Witch Light by Susan Fletcher

I picked up this book in my favourite bookshop, the Bookmark in Grantown-on-Spey. When the wonderful Marjory got to it in my rather large pile of booty (see below) she was full of praise, making me promise I would e-mail my thoughts when I finished it.  So expectations were high.


Heck, expectations were high based on a number of facts: The book is about a young woman being accused of witchcraft in the 17th century, a subject I've been interested in since school.  A large part of the novel takes place in Glencoe around the massacre, an area I love and a historical event that morbidly fascinates many, myself included.  All this expectation was weighing on me so despite my initial excitement I shelved this and left it to cool off for a couple of months.

I shouldn't have bothered, this book didn't just exceed my expectations it smashed them.  I can't even begin to describe what I liked best, I still haven't come close to deciding.  Witch Light has everything.  The interwoven stories of Corrag and Charles Leslie and the impact their meeting has on the other are compelling and would be enough alone to have had me waxing lyrical but the way in which Susan Fletcher writes is just mesmerising, lyrical and poetic.  I can't recall ever having read something that transported me so completely.  3D writing, I was there seeing, smelling, hearing and feeling as Corrag.

Then like the icing on the cake, the theme of love being Corrag's true magic.  Not just her love for Alasdair but the healing powers of allowing herself to love first her grey mare, then Glencoe and it's people and ultimately how her story enchants Charles Leslie and transforms the dour, hate filled church man.  His later letters home to his wife are heart wrenchingly beautiful and such a contrast to those we first read.

I don't think I've read anything that comes close to this book and if I'm honest I'm not sure I ever will again.  I don't mind.  Witch Light was good enough to keep me warm for lots of cold Glencoe winter nights to come, but I am winter born!

- **Dataset entries**
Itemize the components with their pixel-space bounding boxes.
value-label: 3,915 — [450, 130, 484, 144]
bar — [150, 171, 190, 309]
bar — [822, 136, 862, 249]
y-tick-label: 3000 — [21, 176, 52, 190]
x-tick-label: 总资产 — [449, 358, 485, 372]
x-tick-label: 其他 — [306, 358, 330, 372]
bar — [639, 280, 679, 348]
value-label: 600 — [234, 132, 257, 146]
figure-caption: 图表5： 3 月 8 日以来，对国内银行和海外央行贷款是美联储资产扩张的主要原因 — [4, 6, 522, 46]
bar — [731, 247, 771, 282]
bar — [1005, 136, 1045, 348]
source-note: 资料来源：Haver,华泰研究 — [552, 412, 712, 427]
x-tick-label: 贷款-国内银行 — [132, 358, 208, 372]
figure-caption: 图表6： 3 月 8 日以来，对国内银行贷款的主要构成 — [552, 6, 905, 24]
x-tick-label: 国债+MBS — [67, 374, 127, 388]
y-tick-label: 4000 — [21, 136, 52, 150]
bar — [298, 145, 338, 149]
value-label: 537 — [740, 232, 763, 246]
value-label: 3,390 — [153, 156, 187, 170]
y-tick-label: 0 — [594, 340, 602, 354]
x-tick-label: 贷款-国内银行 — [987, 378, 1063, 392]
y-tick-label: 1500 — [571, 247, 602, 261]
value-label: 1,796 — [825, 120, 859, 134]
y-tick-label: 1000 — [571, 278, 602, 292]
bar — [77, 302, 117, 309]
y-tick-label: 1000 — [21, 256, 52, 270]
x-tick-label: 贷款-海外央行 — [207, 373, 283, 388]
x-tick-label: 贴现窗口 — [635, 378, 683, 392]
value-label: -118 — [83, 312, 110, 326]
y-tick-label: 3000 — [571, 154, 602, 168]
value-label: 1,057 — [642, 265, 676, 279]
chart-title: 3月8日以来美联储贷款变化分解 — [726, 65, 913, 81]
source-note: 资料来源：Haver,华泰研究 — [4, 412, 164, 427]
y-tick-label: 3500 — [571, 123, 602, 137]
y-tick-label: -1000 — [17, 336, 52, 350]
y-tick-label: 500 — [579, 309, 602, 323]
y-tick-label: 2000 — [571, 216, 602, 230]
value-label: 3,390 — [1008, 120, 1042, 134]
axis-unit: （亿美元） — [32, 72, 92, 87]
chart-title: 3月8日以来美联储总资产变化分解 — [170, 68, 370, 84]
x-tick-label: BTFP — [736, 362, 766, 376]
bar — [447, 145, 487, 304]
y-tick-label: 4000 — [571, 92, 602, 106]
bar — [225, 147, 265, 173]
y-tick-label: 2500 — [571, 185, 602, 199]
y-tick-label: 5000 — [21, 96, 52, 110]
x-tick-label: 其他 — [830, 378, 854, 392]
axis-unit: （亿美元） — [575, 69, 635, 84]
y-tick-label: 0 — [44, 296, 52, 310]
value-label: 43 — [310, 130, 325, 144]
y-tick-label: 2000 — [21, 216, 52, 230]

- **Written instruction 1**
In the review, why did the reviewer shelve Witch Light for a couple of months before reading it?
- **Written instruction 2**
Please transcribe the records starting with their first line and going on through the line with "bar — [1005, 136, 1045, 348]", both included.

- **Correct result 1**
Expectations were high because of Marjory's praise, the book's subject of a young woman accused of witchcraft, and its setting in Glencoe around the massacre. That expectation weighed on the reviewer, so despite initial excitement they shelved the book to let it cool off for a couple of months.

- **Correct result 2**
Itemize the components with their pixel-space bounding boxes.
value-label: 3,915 — [450, 130, 484, 144]
bar — [150, 171, 190, 309]
bar — [822, 136, 862, 249]
y-tick-label: 3000 — [21, 176, 52, 190]
x-tick-label: 总资产 — [449, 358, 485, 372]
x-tick-label: 其他 — [306, 358, 330, 372]
bar — [639, 280, 679, 348]
value-label: 600 — [234, 132, 257, 146]
figure-caption: 图表5： 3 月 8 日以来，对国内银行和海外央行贷款是美联储资产扩张的主要原因 — [4, 6, 522, 46]
bar — [731, 247, 771, 282]
bar — [1005, 136, 1045, 348]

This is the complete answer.